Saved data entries
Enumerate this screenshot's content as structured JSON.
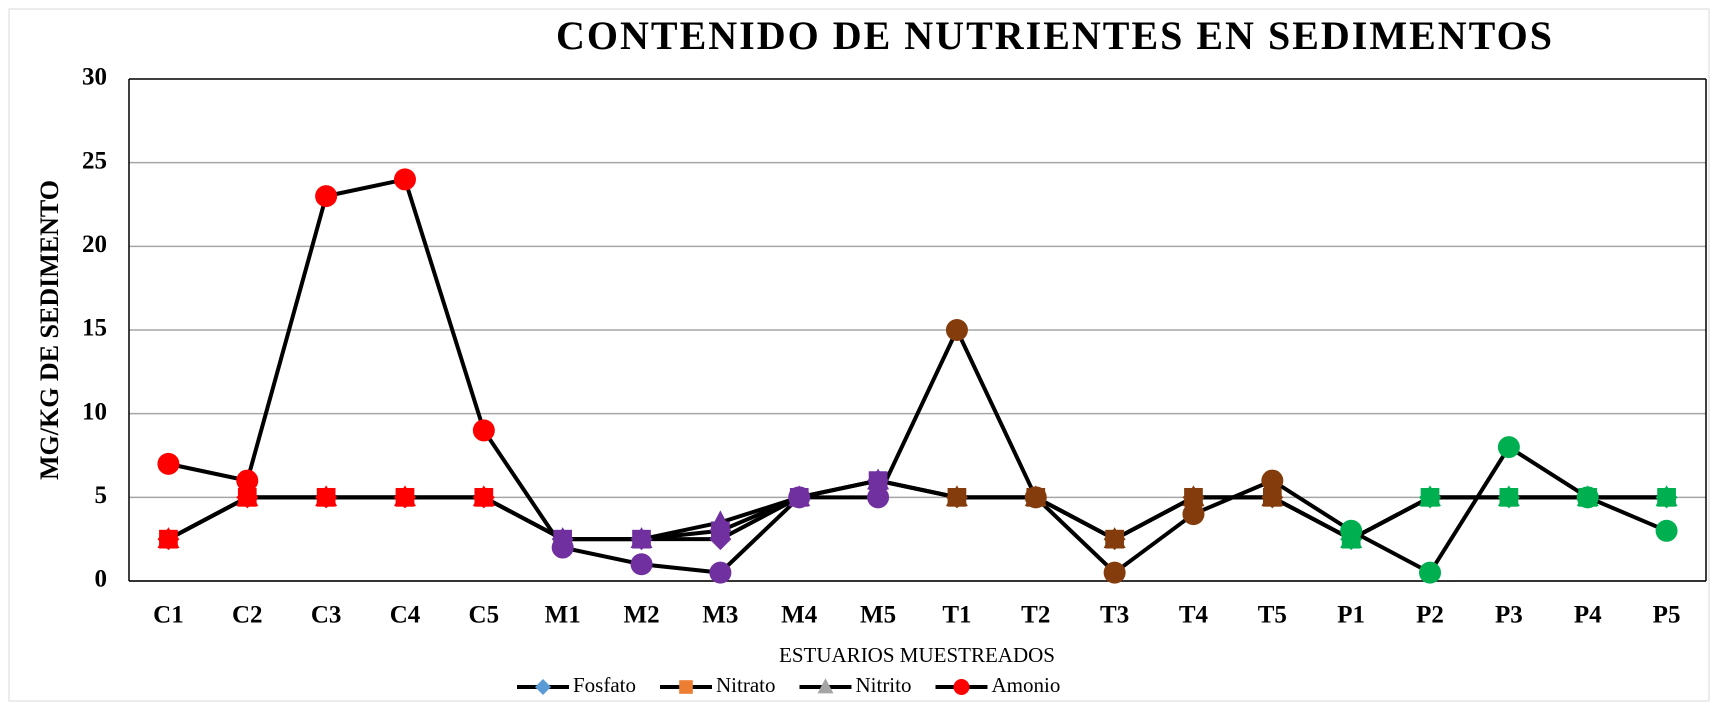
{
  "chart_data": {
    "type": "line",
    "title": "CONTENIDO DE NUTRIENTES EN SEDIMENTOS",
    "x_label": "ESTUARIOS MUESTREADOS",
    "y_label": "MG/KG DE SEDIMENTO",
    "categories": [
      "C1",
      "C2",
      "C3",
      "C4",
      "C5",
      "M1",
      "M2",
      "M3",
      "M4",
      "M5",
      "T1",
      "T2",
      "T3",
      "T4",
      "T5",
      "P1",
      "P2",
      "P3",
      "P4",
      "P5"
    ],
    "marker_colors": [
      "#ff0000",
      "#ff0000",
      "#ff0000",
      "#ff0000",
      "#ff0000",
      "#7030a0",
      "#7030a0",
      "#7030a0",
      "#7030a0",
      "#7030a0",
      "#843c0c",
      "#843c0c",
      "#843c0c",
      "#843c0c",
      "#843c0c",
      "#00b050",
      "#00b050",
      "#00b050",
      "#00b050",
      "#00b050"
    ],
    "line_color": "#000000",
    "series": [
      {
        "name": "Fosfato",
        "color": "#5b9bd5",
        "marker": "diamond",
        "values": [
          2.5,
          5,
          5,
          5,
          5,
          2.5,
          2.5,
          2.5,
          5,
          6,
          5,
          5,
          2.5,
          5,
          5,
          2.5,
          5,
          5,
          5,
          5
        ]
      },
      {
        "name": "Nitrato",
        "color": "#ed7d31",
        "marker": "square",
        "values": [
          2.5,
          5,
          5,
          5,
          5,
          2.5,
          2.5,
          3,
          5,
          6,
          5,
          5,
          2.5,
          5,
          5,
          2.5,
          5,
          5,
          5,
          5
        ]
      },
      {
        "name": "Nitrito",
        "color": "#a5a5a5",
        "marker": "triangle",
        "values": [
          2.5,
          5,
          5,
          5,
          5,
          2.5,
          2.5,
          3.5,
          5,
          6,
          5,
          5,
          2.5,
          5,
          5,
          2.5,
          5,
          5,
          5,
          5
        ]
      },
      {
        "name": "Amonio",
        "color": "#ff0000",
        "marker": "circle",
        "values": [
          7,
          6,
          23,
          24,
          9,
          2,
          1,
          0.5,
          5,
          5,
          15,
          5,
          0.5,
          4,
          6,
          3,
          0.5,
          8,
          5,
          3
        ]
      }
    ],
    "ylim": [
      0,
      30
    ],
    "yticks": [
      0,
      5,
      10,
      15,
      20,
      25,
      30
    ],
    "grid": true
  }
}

**Task directions**
Provide solely the number of lines in the data that include the word "name".

**Response to the task**
4